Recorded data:
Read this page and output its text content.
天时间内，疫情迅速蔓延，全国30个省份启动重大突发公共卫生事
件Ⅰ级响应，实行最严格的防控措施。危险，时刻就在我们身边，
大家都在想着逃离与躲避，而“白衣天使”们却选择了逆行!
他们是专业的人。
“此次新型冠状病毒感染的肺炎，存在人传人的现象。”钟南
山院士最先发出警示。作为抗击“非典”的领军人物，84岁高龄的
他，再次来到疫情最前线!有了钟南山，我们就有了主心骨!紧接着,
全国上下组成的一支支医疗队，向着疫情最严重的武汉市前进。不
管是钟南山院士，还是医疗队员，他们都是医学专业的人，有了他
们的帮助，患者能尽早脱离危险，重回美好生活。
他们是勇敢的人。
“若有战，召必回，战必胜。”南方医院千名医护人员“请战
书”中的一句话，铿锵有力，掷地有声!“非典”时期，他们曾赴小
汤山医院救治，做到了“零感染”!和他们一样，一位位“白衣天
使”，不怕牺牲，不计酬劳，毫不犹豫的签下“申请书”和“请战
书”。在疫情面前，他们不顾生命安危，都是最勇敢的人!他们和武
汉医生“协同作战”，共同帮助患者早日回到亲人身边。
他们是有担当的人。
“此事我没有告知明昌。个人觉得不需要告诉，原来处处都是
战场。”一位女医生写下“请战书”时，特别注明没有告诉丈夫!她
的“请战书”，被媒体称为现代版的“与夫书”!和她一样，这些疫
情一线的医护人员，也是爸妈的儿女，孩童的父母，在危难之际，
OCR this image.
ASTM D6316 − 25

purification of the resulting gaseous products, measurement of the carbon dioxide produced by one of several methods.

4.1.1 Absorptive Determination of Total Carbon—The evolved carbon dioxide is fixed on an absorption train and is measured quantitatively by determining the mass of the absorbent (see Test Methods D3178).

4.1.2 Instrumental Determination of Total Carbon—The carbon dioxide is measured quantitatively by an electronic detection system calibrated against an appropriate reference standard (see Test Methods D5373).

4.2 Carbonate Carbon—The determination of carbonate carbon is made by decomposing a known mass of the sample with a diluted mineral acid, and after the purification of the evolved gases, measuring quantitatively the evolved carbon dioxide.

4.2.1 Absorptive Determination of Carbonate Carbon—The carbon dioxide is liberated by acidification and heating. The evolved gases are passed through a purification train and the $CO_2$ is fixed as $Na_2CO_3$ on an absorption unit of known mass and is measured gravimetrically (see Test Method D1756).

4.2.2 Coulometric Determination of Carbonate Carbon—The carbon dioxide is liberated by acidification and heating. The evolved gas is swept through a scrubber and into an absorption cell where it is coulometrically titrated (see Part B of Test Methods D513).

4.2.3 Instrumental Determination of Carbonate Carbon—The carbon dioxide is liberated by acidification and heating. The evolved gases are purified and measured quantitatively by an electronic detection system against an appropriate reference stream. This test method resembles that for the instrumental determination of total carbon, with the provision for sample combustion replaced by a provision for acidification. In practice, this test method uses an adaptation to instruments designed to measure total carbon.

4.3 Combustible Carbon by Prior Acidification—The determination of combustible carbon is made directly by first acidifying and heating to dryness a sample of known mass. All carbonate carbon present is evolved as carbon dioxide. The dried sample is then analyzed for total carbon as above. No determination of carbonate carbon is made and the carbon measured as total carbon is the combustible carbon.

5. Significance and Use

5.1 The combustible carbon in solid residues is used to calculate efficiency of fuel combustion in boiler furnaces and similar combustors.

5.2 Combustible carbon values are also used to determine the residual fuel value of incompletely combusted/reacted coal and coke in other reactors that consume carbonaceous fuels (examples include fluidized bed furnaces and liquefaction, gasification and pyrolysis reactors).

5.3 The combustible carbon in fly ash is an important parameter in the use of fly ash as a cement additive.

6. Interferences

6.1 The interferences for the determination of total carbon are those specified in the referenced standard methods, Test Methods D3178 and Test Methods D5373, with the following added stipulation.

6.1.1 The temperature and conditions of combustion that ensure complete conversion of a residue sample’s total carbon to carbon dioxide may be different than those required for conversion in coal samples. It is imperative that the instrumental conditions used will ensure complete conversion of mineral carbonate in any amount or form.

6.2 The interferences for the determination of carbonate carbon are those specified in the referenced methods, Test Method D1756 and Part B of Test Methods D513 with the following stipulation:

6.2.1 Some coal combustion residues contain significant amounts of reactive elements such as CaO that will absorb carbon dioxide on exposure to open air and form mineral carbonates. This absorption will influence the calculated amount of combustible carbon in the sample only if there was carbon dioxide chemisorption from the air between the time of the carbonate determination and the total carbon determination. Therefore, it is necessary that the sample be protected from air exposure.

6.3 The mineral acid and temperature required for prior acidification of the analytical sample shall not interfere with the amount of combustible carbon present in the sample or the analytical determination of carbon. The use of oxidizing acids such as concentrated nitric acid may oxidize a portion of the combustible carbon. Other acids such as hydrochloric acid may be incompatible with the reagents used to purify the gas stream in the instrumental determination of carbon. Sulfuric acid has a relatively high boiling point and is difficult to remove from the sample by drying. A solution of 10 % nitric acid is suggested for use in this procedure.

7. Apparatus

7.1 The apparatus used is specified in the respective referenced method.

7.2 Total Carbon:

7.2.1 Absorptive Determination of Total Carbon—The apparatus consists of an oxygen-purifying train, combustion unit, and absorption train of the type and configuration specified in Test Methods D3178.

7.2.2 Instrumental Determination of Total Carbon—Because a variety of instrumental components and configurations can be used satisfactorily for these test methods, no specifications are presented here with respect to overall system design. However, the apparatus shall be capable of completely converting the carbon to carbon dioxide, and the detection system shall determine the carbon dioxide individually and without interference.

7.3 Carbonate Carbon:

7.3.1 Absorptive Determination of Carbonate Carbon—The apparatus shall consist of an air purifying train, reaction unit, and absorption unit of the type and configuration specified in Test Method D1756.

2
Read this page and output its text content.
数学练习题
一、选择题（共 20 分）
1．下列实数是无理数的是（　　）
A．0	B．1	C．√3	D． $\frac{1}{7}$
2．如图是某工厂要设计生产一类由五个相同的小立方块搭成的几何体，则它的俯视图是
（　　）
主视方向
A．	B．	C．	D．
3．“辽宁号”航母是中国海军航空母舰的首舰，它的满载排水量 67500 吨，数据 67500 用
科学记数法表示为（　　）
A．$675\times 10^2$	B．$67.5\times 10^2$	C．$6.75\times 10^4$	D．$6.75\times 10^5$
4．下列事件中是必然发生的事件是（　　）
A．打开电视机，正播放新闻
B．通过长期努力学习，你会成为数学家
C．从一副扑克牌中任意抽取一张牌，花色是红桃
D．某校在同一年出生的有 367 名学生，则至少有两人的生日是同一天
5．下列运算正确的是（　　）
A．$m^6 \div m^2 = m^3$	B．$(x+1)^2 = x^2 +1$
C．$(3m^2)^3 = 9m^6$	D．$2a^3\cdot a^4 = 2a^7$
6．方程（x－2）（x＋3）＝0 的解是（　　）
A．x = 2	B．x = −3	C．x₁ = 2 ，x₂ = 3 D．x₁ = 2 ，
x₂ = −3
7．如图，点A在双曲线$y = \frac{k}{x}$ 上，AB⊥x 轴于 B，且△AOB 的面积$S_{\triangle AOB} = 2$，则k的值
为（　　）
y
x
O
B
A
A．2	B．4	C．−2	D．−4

> **Problem to work on**:
Return the whole listing exactly, with every line included.

> **Solution for this problem**:
Read this page and output its text content.
天时间内，疫情迅速蔓延，全国30个省份启动重大突发公共卫生事
件Ⅰ级响应，实行最严格的防控措施。危险，时刻就在我们身边，
大家都在想着逃离与躲避，而“白衣天使”们却选择了逆行!
他们是专业的人。
“此次新型冠状病毒感染的肺炎，存在人传人的现象。”钟南
山院士最先发出警示。作为抗击“非典”的领军人物，84岁高龄的
他，再次来到疫情最前线!有了钟南山，我们就有了主心骨!紧接着,
全国上下组成的一支支医疗队，向着疫情最严重的武汉市前进。不
管是钟南山院士，还是医疗队员，他们都是医学专业的人，有了他
们的帮助，患者能尽早脱离危险，重回美好生活。
他们是勇敢的人。
“若有战，召必回，战必胜。”南方医院千名医护人员“请战
书”中的一句话，铿锵有力，掷地有声!“非典”时期，他们曾赴小
汤山医院救治，做到了“零感染”!和他们一样，一位位“白衣天
使”，不怕牺牲，不计酬劳，毫不犹豫的签下“申请书”和“请战
书”。在疫情面前，他们不顾生命安危，都是最勇敢的人!他们和武
汉医生“协同作战”，共同帮助患者早日回到亲人身边。
他们是有担当的人。
“此事我没有告知明昌。个人觉得不需要告诉，原来处处都是
战场。”一位女医生写下“请战书”时，特别注明没有告诉丈夫!她
的“请战书”，被媒体称为现代版的“与夫书”!和她一样，这些疫
情一线的医护人员，也是爸妈的儿女，孩童的父母，在危难之际，
OCR this image.
ASTM D6316 − 25

purification of the resulting gaseous products, measurement of the carbon dioxide produced by one of several methods.

4.1.1 Absorptive Determination of Total Carbon—The evolved carbon dioxide is fixed on an absorption train and is measured quantitatively by determining the mass of the absorbent (see Test Methods D3178).

4.1.2 Instrumental Determination of Total Carbon—The carbon dioxide is measured quantitatively by an electronic detection system calibrated against an appropriate reference standard (see Test Methods D5373).

4.2 Carbonate Carbon—The determination of carbonate carbon is made by decomposing a known mass of the sample with a diluted mineral acid, and after the purification of the evolved gases, measuring quantitatively the evolved carbon dioxide.

4.2.1 Absorptive Determination of Carbonate Carbon—The carbon dioxide is liberated by acidification and heating. The evolved gases are passed through a purification train and the $CO_2$ is fixed as $Na_2CO_3$ on an absorption unit of known mass and is measured gravimetrically (see Test Method D1756).

4.2.2 Coulometric Determination of Carbonate Carbon—The carbon dioxide is liberated by acidification and heating. The evolved gas is swept through a scrubber and into an absorption cell where it is coulometrically titrated (see Part B of Test Methods D513).

4.2.3 Instrumental Determination of Carbonate Carbon—The carbon dioxide is liberated by acidification and heating. The evolved gases are purified and measured quantitatively by an electronic detection system against an appropriate reference stream. This test method resembles that for the instrumental determination of total carbon, with the provision for sample combustion replaced by a provision for acidification. In practice, this test method uses an adaptation to instruments designed to measure total carbon.

4.3 Combustible Carbon by Prior Acidification—The determination of combustible carbon is made directly by first acidifying and heating to dryness a sample of known mass. All carbonate carbon present is evolved as carbon dioxide. The dried sample is then analyzed for total carbon as above. No determination of carbonate carbon is made and the carbon measured as total carbon is the combustible carbon.

5. Significance and Use

5.1 The combustible carbon in solid residues is used to calculate efficiency of fuel combustion in boiler furnaces and similar combustors.

5.2 Combustible carbon values are also used to determine the residual fuel value of incompletely combusted/reacted coal and coke in other reactors that consume carbonaceous fuels (examples include fluidized bed furnaces and liquefaction, gasification and pyrolysis reactors).

5.3 The combustible carbon in fly ash is an important parameter in the use of fly ash as a cement additive.

6. Interferences

6.1 The interferences for the determination of total carbon are those specified in the referenced standard methods, Test Methods D3178 and Test Methods D5373, with the following added stipulation.

6.1.1 The temperature and conditions of combustion that ensure complete conversion of a residue sample’s total carbon to carbon dioxide may be different than those required for conversion in coal samples. It is imperative that the instrumental conditions used will ensure complete conversion of mineral carbonate in any amount or form.

6.2 The interferences for the determination of carbonate carbon are those specified in the referenced methods, Test Method D1756 and Part B of Test Methods D513 with the following stipulation:

6.2.1 Some coal combustion residues contain significant amounts of reactive elements such as CaO that will absorb carbon dioxide on exposure to open air and form mineral carbonates. This absorption will influence the calculated amount of combustible carbon in the sample only if there was carbon dioxide chemisorption from the air between the time of the carbonate determination and the total carbon determination. Therefore, it is necessary that the sample be protected from air exposure.

6.3 The mineral acid and temperature required for prior acidification of the analytical sample shall not interfere with the amount of combustible carbon present in the sample or the analytical determination of carbon. The use of oxidizing acids such as concentrated nitric acid may oxidize a portion of the combustible carbon. Other acids such as hydrochloric acid may be incompatible with the reagents used to purify the gas stream in the instrumental determination of carbon. Sulfuric acid has a relatively high boiling point and is difficult to remove from the sample by drying. A solution of 10 % nitric acid is suggested for use in this procedure.

7. Apparatus

7.1 The apparatus used is specified in the respective referenced method.

7.2 Total Carbon:

7.2.1 Absorptive Determination of Total Carbon—The apparatus consists of an oxygen-purifying train, combustion unit, and absorption train of the type and configuration specified in Test Methods D3178.

7.2.2 Instrumental Determination of Total Carbon—Because a variety of instrumental components and configurations can be used satisfactorily for these test methods, no specifications are presented here with respect to overall system design. However, the apparatus shall be capable of completely converting the carbon to carbon dioxide, and the detection system shall determine the carbon dioxide individually and without interference.

7.3 Carbonate Carbon:

7.3.1 Absorptive Determination of Carbonate Carbon—The apparatus shall consist of an air purifying train, reaction unit, and absorption unit of the type and configuration specified in Test Method D1756.

2
Read this page and output its text content.
数学练习题
一、选择题（共 20 分）
1．下列实数是无理数的是（　　）
A．0	B．1	C．√3	D． $\frac{1}{7}$
2．如图是某工厂要设计生产一类由五个相同的小立方块搭成的几何体，则它的俯视图是
（　　）
主视方向
A．	B．	C．	D．
3．“辽宁号”航母是中国海军航空母舰的首舰，它的满载排水量 67500 吨，数据 67500 用
科学记数法表示为（　　）
A．$675\times 10^2$	B．$67.5\times 10^2$	C．$6.75\times 10^4$	D．$6.75\times 10^5$
4．下列事件中是必然发生的事件是（　　）
A．打开电视机，正播放新闻
B．通过长期努力学习，你会成为数学家
C．从一副扑克牌中任意抽取一张牌，花色是红桃
D．某校在同一年出生的有 367 名学生，则至少有两人的生日是同一天
5．下列运算正确的是（　　）
A．$m^6 \div m^2 = m^3$	B．$(x+1)^2 = x^2 +1$
C．$(3m^2)^3 = 9m^6$	D．$2a^3\cdot a^4 = 2a^7$
6．方程（x－2）（x＋3）＝0 的解是（　　）
A．x = 2	B．x = −3	C．x₁ = 2 ，x₂ = 3 D．x₁ = 2 ，
x₂ = −3
7．如图，点A在双曲线$y = \frac{k}{x}$ 上，AB⊥x 轴于 B，且△AOB 的面积$S_{\triangle AOB} = 2$，则k的值
为（　　）
y
x
O
B
A
A．2	B．4	C．−2	D．−4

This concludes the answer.